Provided records:
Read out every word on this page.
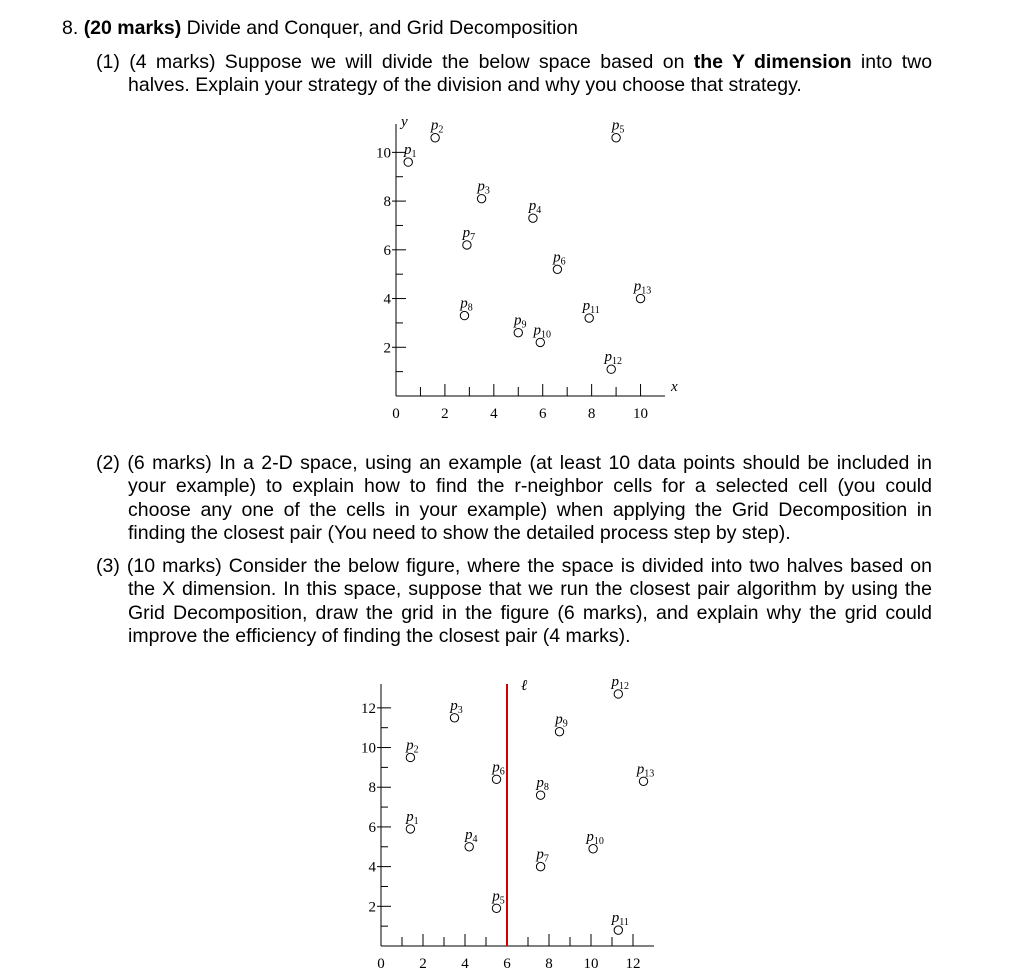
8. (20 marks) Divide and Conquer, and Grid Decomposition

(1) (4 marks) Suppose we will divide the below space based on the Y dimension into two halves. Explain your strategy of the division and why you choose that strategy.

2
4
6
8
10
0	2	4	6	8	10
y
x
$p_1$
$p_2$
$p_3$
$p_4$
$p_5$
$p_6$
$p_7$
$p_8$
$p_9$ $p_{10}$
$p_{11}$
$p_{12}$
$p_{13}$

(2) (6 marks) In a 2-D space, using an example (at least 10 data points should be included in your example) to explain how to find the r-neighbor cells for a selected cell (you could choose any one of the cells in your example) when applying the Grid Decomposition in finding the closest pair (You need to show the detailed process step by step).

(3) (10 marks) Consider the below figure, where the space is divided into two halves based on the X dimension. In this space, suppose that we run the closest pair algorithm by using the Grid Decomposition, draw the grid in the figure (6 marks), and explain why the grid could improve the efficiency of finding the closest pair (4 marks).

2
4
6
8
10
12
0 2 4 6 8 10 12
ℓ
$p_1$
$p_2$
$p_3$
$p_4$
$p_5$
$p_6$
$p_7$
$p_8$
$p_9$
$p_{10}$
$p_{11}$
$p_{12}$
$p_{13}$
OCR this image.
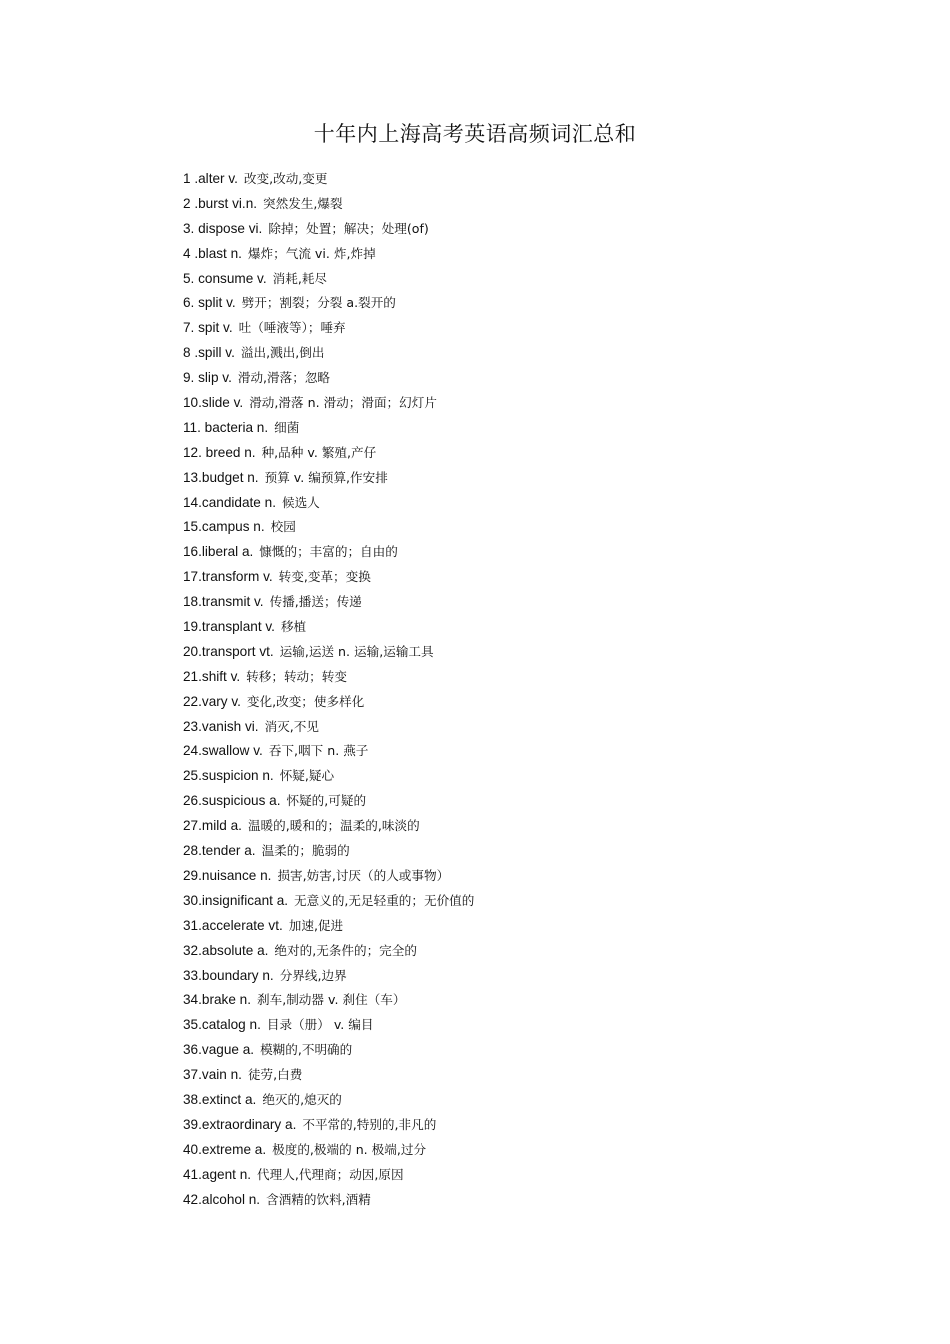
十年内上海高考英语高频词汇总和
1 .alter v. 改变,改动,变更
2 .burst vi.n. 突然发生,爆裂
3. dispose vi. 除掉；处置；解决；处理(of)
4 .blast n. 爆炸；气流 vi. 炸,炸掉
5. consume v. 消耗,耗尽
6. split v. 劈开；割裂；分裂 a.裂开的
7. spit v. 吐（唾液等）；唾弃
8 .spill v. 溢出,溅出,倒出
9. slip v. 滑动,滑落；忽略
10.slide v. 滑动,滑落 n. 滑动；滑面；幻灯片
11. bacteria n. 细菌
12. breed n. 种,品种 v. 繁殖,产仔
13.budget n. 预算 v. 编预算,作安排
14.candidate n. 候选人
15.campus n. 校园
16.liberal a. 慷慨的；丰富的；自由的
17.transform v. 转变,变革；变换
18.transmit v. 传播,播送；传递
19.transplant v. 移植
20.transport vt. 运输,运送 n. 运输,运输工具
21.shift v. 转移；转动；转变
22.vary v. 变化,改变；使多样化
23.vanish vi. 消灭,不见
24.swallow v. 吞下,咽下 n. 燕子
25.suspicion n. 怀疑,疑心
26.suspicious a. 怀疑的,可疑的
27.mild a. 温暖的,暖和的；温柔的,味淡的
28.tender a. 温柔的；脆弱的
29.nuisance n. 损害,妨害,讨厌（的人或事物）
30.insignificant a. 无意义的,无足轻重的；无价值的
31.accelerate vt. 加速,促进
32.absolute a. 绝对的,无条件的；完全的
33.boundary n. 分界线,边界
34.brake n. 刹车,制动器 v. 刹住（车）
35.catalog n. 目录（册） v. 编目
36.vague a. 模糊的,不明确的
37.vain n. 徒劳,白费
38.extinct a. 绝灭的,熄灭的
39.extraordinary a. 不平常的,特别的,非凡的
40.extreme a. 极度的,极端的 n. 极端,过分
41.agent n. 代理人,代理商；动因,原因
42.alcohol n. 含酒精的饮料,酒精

...

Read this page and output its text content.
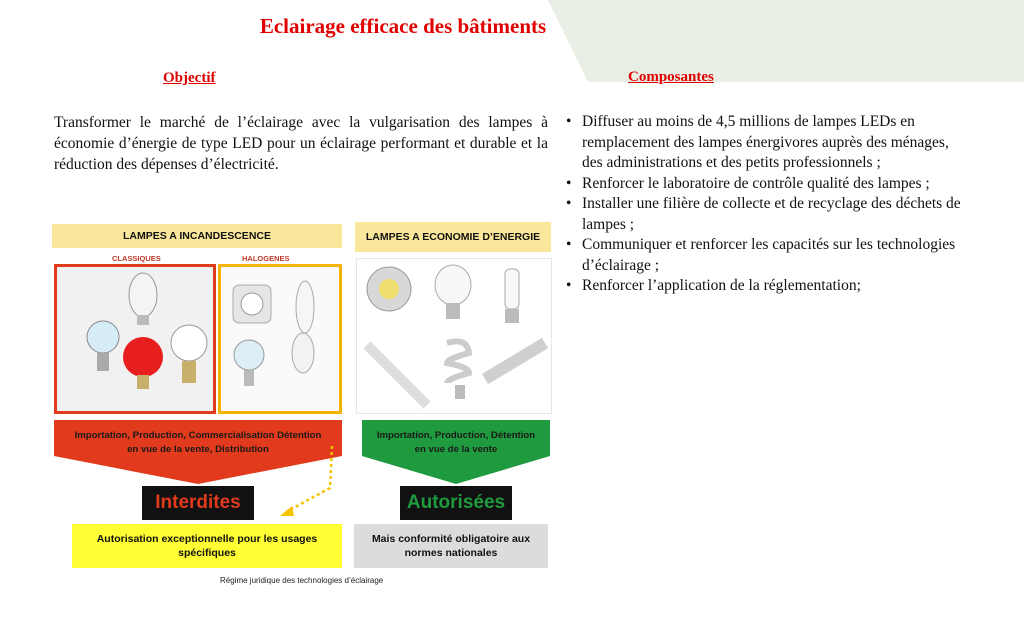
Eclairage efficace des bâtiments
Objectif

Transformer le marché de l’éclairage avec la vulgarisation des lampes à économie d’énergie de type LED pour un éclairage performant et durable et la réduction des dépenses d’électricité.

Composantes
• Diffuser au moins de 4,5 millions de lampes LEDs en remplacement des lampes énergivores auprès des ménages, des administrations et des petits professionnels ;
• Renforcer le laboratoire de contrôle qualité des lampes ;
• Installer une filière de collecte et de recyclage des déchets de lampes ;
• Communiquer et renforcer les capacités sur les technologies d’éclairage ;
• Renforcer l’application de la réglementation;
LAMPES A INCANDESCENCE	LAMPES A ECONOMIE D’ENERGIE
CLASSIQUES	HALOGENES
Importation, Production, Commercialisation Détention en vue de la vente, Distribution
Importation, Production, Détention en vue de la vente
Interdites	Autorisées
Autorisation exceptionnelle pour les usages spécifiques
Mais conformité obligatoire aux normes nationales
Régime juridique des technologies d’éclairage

---

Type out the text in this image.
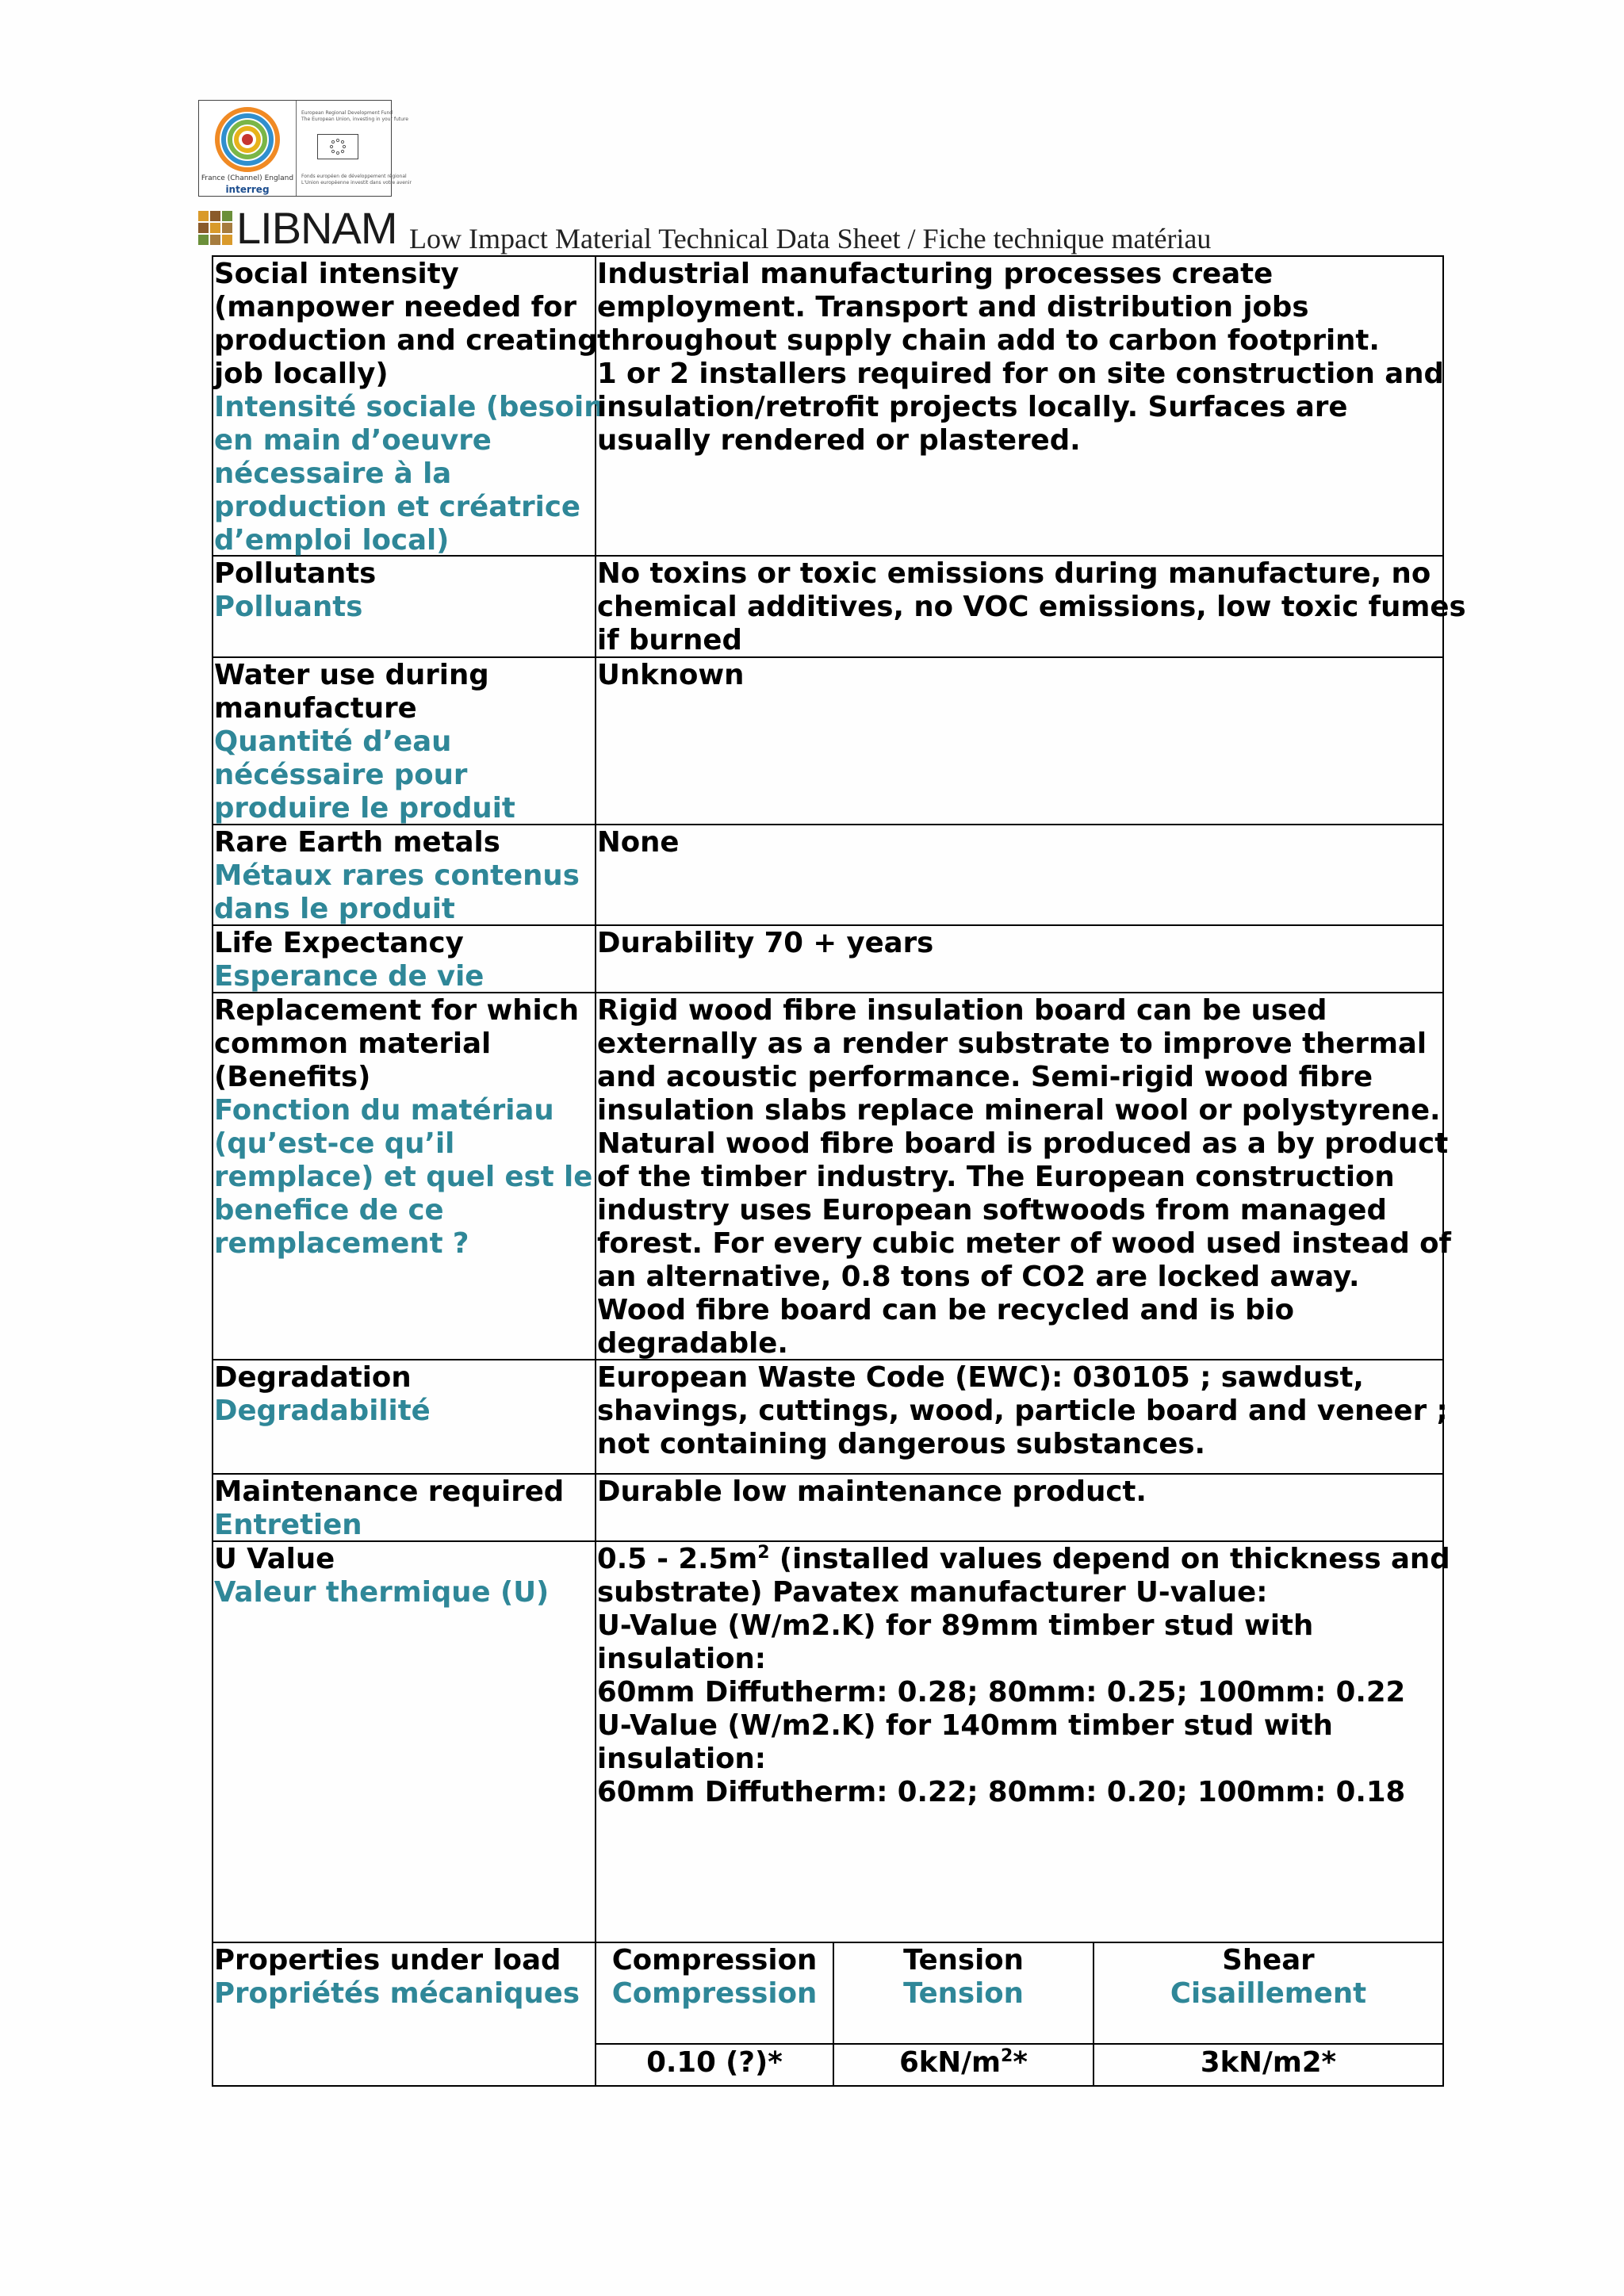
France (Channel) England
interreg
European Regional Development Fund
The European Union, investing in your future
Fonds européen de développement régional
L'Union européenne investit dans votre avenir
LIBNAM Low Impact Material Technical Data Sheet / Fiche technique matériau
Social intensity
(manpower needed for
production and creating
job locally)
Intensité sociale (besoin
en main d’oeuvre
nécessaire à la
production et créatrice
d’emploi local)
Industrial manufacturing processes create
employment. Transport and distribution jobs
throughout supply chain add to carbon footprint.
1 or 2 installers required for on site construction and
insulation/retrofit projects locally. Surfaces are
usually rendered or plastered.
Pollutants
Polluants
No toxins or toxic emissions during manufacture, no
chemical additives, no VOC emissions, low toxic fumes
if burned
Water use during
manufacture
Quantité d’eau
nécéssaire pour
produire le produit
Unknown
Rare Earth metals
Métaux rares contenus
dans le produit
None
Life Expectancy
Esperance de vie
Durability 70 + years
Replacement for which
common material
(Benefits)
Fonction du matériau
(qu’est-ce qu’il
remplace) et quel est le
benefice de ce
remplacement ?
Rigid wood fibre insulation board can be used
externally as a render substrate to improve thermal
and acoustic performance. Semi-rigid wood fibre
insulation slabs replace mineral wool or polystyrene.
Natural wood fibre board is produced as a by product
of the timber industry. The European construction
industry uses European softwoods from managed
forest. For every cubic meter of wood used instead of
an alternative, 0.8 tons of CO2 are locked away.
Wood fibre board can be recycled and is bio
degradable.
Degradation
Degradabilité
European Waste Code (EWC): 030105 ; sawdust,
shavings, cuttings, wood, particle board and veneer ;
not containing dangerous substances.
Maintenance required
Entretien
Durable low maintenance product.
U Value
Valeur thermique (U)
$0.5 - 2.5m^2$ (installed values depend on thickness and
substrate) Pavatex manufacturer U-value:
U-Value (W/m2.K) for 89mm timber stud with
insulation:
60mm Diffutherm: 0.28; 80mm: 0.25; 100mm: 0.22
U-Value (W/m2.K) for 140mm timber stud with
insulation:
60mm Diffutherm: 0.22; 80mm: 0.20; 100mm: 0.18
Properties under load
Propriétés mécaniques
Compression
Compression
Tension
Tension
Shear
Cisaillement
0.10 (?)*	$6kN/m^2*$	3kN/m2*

Your instructions:
Go through the listing above and copy each line where the string "vente" appears.

Response:
Importation, Production, Commercialisation Détention en vue de la vente, Distribution
Importation, Production, Détention en vue de la vente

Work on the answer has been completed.